Work to do | Print the entries that appear below, exactly as written and without their pictures.

Data supplied |
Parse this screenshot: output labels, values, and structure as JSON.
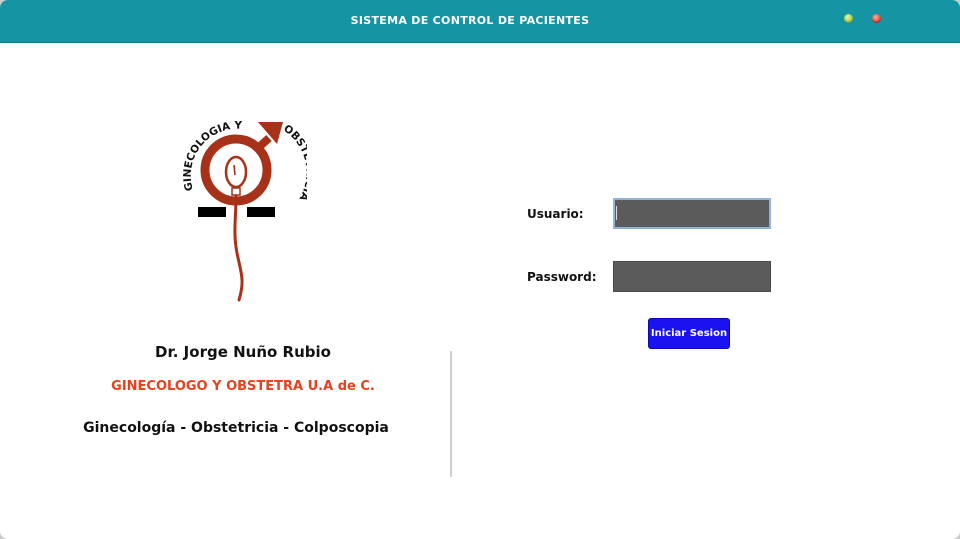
{
  "window": {
    "title": "SISTEMA DE CONTROL DE PACIENTES"
  },
  "logo": {
    "arc_text_left": "GINECOLOGIA Y",
    "arc_text_right": "OBSTETRICIA",
    "brand_color": "#a83219"
  },
  "doctor": {
    "name": "Dr. Jorge Nuño Rubio",
    "specialty": "GINECOLOGO Y OBSTETRA U.A de C.",
    "services": "Ginecología - Obstetricia - Colposcopia"
  },
  "login": {
    "username_label": "Usuario:",
    "username_value": "",
    "password_label": "Password:",
    "password_value": "",
    "submit_label": "Iniciar Sesion"
  },
  "colors": {
    "titlebar": "#1594a4",
    "accent_text": "#e8401c",
    "button": "#1a12f0",
    "input_bg": "#5b5b5b"
  }
}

Result |
Parse this screenshot: output labels, values, and structure as JSON.
{
  "window": {
    "title": "SISTEMA DE CONTROL DE PACIENTES"
  },
  "logo": {
    "arc_text_left": "GINECOLOGIA Y",
    "arc_text_right": "OBSTETRICIA",
    "brand_color": "#a83219"
  },
  "doctor": {
    "name": "Dr. Jorge Nuño Rubio",
    "specialty": "GINECOLOGO Y OBSTETRA U.A de C.",
    "services": "Ginecología - Obstetricia - Colposcopia"
  },
  "login": {
    "username_label": "Usuario:",
    "username_value": "",
    "password_label": "Password:",
    "password_value": "",
    "submit_label": "Iniciar Sesion"
  },
  "colors": {
    "titlebar": "#1594a4",
    "accent_text": "#e8401c",
    "button": "#1a12f0",
    "input_bg": "#5b5b5b"
  }
}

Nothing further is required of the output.